**Task prompt:** Your task is to transcribe all the entries exactly, excluding pictures.

**Records for the exercise:**
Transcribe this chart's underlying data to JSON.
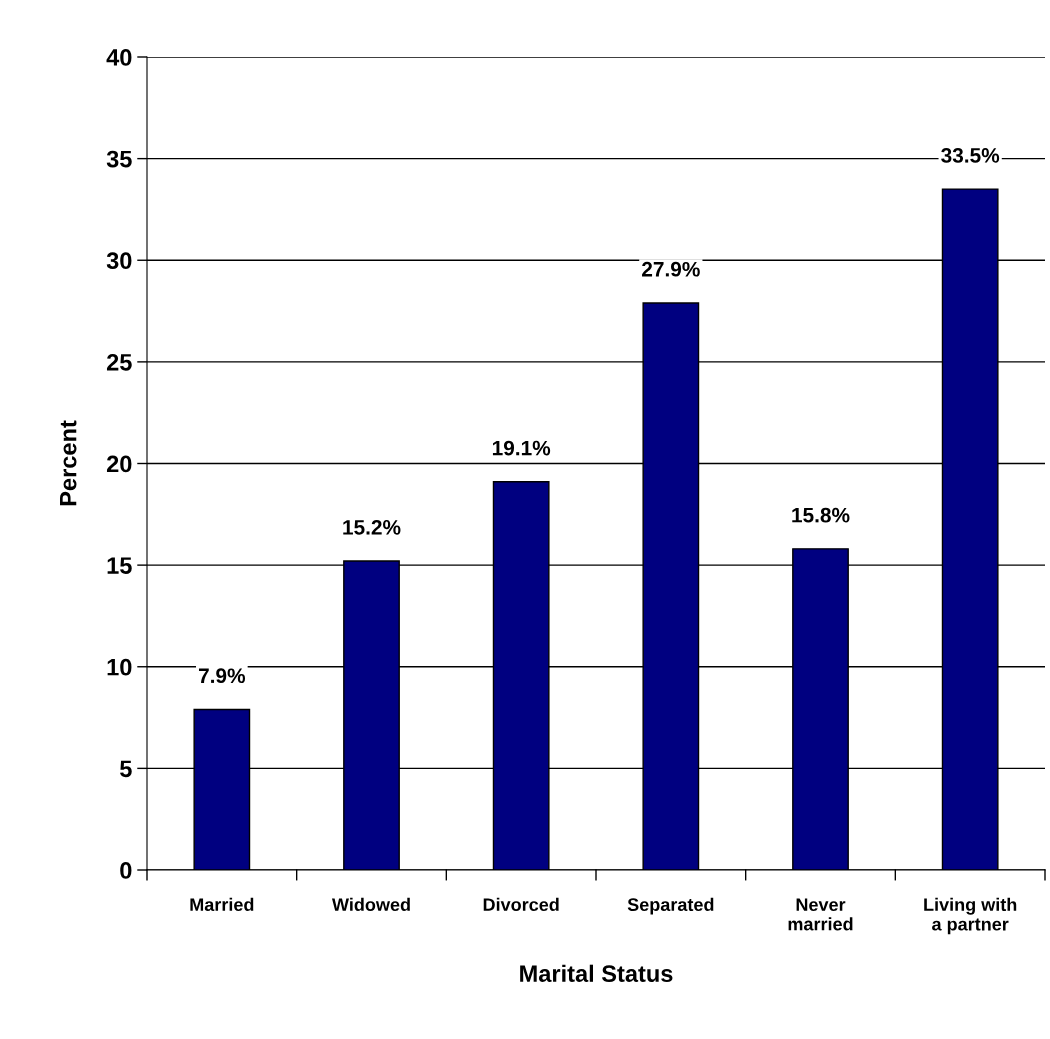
{
  "chart_data": {
    "type": "bar",
    "xlabel": "Marital Status",
    "ylabel": "Percent",
    "categories": [
      "Married",
      "Widowed",
      "Divorced",
      "Separated",
      "Never\nmarried",
      "Living with\na partner"
    ],
    "values": [
      7.9,
      15.2,
      19.1,
      27.9,
      15.8,
      33.5
    ],
    "value_labels": [
      "7.9%",
      "15.2%",
      "19.1%",
      "27.9%",
      "15.8%",
      "33.5%"
    ],
    "color": "#000080",
    "ylim": [
      0,
      40
    ],
    "yticks": [
      0,
      5,
      10,
      15,
      20,
      25,
      30,
      35,
      40
    ],
    "grid": "y"
  }
}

**Solution:**
Transcribe this chart's underlying data to JSON.
{
  "chart_data": {
    "type": "bar",
    "xlabel": "Marital Status",
    "ylabel": "Percent",
    "categories": [
      "Married",
      "Widowed",
      "Divorced",
      "Separated",
      "Never\nmarried",
      "Living with\na partner"
    ],
    "values": [
      7.9,
      15.2,
      19.1,
      27.9,
      15.8,
      33.5
    ],
    "value_labels": [
      "7.9%",
      "15.2%",
      "19.1%",
      "27.9%",
      "15.8%",
      "33.5%"
    ],
    "color": "#000080",
    "ylim": [
      0,
      40
    ],
    "yticks": [
      0,
      5,
      10,
      15,
      20,
      25,
      30,
      35,
      40
    ],
    "grid": "y"
  }
}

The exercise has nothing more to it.